> **STATED GOAL**
Repeat the lines that follow, leaving nothing out.

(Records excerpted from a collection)
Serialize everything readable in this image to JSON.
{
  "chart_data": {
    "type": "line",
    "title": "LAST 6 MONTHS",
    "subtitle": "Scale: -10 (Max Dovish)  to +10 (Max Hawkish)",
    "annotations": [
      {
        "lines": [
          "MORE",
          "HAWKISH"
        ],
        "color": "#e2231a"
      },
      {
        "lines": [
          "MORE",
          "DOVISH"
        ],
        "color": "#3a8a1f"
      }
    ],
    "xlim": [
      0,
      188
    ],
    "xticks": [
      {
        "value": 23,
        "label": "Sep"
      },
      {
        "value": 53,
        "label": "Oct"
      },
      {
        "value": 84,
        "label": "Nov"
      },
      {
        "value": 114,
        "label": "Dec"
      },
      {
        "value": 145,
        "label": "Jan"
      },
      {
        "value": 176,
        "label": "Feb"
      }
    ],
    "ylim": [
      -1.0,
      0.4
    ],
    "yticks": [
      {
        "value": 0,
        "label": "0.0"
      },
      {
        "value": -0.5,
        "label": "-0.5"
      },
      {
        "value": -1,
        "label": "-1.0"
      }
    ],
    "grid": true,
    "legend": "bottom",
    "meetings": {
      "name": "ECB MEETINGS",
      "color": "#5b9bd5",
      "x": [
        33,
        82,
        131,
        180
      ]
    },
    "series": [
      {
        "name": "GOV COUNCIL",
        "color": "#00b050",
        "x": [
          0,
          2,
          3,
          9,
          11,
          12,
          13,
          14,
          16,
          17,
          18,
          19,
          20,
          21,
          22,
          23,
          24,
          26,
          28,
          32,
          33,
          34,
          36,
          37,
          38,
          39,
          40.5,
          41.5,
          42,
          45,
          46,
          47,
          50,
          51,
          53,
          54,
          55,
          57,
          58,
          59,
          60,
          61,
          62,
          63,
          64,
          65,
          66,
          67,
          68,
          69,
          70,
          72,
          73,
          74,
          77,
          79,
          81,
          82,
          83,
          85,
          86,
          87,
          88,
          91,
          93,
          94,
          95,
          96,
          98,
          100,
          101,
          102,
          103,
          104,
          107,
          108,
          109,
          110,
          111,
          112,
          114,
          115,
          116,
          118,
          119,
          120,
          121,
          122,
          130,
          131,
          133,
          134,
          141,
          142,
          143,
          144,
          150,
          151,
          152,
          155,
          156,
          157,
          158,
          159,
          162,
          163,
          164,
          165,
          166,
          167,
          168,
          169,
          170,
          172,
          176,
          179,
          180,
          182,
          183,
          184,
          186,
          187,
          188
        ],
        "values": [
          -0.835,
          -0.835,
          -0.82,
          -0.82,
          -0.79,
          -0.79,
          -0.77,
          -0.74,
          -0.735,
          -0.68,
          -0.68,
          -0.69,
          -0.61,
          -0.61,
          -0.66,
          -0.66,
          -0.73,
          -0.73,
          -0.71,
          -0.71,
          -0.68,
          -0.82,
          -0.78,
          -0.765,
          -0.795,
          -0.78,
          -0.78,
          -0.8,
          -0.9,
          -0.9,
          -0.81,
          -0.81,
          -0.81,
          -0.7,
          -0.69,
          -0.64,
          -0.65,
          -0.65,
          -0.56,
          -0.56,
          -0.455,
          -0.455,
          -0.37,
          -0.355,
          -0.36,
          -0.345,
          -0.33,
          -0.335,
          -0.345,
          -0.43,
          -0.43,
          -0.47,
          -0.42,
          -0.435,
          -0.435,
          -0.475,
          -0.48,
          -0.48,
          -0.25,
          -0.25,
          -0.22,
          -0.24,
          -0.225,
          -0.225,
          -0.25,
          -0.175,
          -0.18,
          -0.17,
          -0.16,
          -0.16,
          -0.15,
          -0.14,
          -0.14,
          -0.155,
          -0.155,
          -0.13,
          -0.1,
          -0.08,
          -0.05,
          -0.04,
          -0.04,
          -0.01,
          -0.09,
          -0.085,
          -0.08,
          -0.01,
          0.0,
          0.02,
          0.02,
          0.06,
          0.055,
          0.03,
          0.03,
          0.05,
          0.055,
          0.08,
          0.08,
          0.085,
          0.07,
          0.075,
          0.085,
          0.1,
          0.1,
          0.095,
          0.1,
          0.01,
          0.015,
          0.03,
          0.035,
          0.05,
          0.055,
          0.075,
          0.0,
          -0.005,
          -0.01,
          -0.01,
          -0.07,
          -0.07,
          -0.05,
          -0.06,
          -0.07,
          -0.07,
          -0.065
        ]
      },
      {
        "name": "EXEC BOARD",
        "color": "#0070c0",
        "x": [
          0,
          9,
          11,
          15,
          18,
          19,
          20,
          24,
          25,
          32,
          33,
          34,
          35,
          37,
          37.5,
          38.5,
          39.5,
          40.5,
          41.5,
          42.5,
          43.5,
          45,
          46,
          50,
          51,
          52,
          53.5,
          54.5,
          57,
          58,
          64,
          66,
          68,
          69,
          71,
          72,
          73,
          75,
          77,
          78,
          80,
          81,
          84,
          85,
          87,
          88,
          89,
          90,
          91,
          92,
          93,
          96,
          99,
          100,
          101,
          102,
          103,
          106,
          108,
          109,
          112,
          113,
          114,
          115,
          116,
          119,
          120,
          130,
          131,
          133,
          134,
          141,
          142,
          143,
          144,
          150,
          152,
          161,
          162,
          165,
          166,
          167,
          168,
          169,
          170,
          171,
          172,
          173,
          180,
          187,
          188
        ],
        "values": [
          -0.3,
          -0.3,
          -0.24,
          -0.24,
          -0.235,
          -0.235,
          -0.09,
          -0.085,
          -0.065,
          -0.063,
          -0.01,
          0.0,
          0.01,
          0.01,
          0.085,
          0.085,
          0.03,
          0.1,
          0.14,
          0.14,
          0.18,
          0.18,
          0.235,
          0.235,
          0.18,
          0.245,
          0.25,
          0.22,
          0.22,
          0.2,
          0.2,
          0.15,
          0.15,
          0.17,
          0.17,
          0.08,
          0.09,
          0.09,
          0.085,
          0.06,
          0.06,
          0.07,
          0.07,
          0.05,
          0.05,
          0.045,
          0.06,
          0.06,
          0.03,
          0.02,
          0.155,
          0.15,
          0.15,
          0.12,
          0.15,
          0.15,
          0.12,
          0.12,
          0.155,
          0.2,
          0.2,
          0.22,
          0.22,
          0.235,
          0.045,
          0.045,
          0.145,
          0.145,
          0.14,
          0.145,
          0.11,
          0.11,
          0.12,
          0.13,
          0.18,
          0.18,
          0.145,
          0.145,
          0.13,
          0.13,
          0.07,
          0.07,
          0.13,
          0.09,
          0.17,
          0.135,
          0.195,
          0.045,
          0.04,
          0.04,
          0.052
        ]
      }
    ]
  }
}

> **OUTPUT FOR THIS EXERCISE**
Serialize everything readable in this image to JSON.
{
  "chart_data": {
    "type": "line",
    "title": "LAST 6 MONTHS",
    "subtitle": "Scale: -10 (Max Dovish)  to +10 (Max Hawkish)",
    "annotations": [
      {
        "lines": [
          "MORE",
          "HAWKISH"
        ],
        "color": "#e2231a"
      },
      {
        "lines": [
          "MORE",
          "DOVISH"
        ],
        "color": "#3a8a1f"
      }
    ],
    "xlim": [
      0,
      188
    ],
    "xticks": [
      {
        "value": 23,
        "label": "Sep"
      },
      {
        "value": 53,
        "label": "Oct"
      },
      {
        "value": 84,
        "label": "Nov"
      },
      {
        "value": 114,
        "label": "Dec"
      },
      {
        "value": 145,
        "label": "Jan"
      },
      {
        "value": 176,
        "label": "Feb"
      }
    ],
    "ylim": [
      -1.0,
      0.4
    ],
    "yticks": [
      {
        "value": 0,
        "label": "0.0"
      },
      {
        "value": -0.5,
        "label": "-0.5"
      },
      {
        "value": -1,
        "label": "-1.0"
      }
    ],
    "grid": true,
    "legend": "bottom",
    "meetings": {
      "name": "ECB MEETINGS",
      "color": "#5b9bd5",
      "x": [
        33,
        82,
        131,
        180
      ]
    },
    "series": [
      {
        "name": "GOV COUNCIL",
        "color": "#00b050",
        "x": [
          0,
          2,
          3,
          9,
          11,
          12,
          13,
          14,
          16,
          17,
          18,
          19,
          20,
          21,
          22,
          23,
          24,
          26,
          28,
          32,
          33,
          34,
          36,
          37,
          38,
          39,
          40.5,
          41.5,
          42,
          45,
          46,
          47,
          50,
          51,
          53,
          54,
          55,
          57,
          58,
          59,
          60,
          61,
          62,
          63,
          64,
          65,
          66,
          67,
          68,
          69,
          70,
          72,
          73,
          74,
          77,
          79,
          81,
          82,
          83,
          85,
          86,
          87,
          88,
          91,
          93,
          94,
          95,
          96,
          98,
          100,
          101,
          102,
          103,
          104,
          107,
          108,
          109,
          110,
          111,
          112,
          114,
          115,
          116,
          118,
          119,
          120,
          121,
          122,
          130,
          131,
          133,
          134,
          141,
          142,
          143,
          144,
          150,
          151,
          152,
          155,
          156,
          157,
          158,
          159,
          162,
          163,
          164,
          165,
          166,
          167,
          168,
          169,
          170,
          172,
          176,
          179,
          180,
          182,
          183,
          184,
          186,
          187,
          188
        ],
        "values": [
          -0.835,
          -0.835,
          -0.82,
          -0.82,
          -0.79,
          -0.79,
          -0.77,
          -0.74,
          -0.735,
          -0.68,
          -0.68,
          -0.69,
          -0.61,
          -0.61,
          -0.66,
          -0.66,
          -0.73,
          -0.73,
          -0.71,
          -0.71,
          -0.68,
          -0.82,
          -0.78,
          -0.765,
          -0.795,
          -0.78,
          -0.78,
          -0.8,
          -0.9,
          -0.9,
          -0.81,
          -0.81,
          -0.81,
          -0.7,
          -0.69,
          -0.64,
          -0.65,
          -0.65,
          -0.56,
          -0.56,
          -0.455,
          -0.455,
          -0.37,
          -0.355,
          -0.36,
          -0.345,
          -0.33,
          -0.335,
          -0.345,
          -0.43,
          -0.43,
          -0.47,
          -0.42,
          -0.435,
          -0.435,
          -0.475,
          -0.48,
          -0.48,
          -0.25,
          -0.25,
          -0.22,
          -0.24,
          -0.225,
          -0.225,
          -0.25,
          -0.175,
          -0.18,
          -0.17,
          -0.16,
          -0.16,
          -0.15,
          -0.14,
          -0.14,
          -0.155,
          -0.155,
          -0.13,
          -0.1,
          -0.08,
          -0.05,
          -0.04,
          -0.04,
          -0.01,
          -0.09,
          -0.085,
          -0.08,
          -0.01,
          0.0,
          0.02,
          0.02,
          0.06,
          0.055,
          0.03,
          0.03,
          0.05,
          0.055,
          0.08,
          0.08,
          0.085,
          0.07,
          0.075,
          0.085,
          0.1,
          0.1,
          0.095,
          0.1,
          0.01,
          0.015,
          0.03,
          0.035,
          0.05,
          0.055,
          0.075,
          0.0,
          -0.005,
          -0.01,
          -0.01,
          -0.07,
          -0.07,
          -0.05,
          -0.06,
          -0.07,
          -0.07,
          -0.065
        ]
      },
      {
        "name": "EXEC BOARD",
        "color": "#0070c0",
        "x": [
          0,
          9,
          11,
          15,
          18,
          19,
          20,
          24,
          25,
          32,
          33,
          34,
          35,
          37,
          37.5,
          38.5,
          39.5,
          40.5,
          41.5,
          42.5,
          43.5,
          45,
          46,
          50,
          51,
          52,
          53.5,
          54.5,
          57,
          58,
          64,
          66,
          68,
          69,
          71,
          72,
          73,
          75,
          77,
          78,
          80,
          81,
          84,
          85,
          87,
          88,
          89,
          90,
          91,
          92,
          93,
          96,
          99,
          100,
          101,
          102,
          103,
          106,
          108,
          109,
          112,
          113,
          114,
          115,
          116,
          119,
          120,
          130,
          131,
          133,
          134,
          141,
          142,
          143,
          144,
          150,
          152,
          161,
          162,
          165,
          166,
          167,
          168,
          169,
          170,
          171,
          172,
          173,
          180,
          187,
          188
        ],
        "values": [
          -0.3,
          -0.3,
          -0.24,
          -0.24,
          -0.235,
          -0.235,
          -0.09,
          -0.085,
          -0.065,
          -0.063,
          -0.01,
          0.0,
          0.01,
          0.01,
          0.085,
          0.085,
          0.03,
          0.1,
          0.14,
          0.14,
          0.18,
          0.18,
          0.235,
          0.235,
          0.18,
          0.245,
          0.25,
          0.22,
          0.22,
          0.2,
          0.2,
          0.15,
          0.15,
          0.17,
          0.17,
          0.08,
          0.09,
          0.09,
          0.085,
          0.06,
          0.06,
          0.07,
          0.07,
          0.05,
          0.05,
          0.045,
          0.06,
          0.06,
          0.03,
          0.02,
          0.155,
          0.15,
          0.15,
          0.12,
          0.15,
          0.15,
          0.12,
          0.12,
          0.155,
          0.2,
          0.2,
          0.22,
          0.22,
          0.235,
          0.045,
          0.045,
          0.145,
          0.145,
          0.14,
          0.145,
          0.11,
          0.11,
          0.12,
          0.13,
          0.18,
          0.18,
          0.145,
          0.145,
          0.13,
          0.13,
          0.07,
          0.07,
          0.13,
          0.09,
          0.17,
          0.135,
          0.195,
          0.045,
          0.04,
          0.04,
          0.052
        ]
      }
    ]
  }
}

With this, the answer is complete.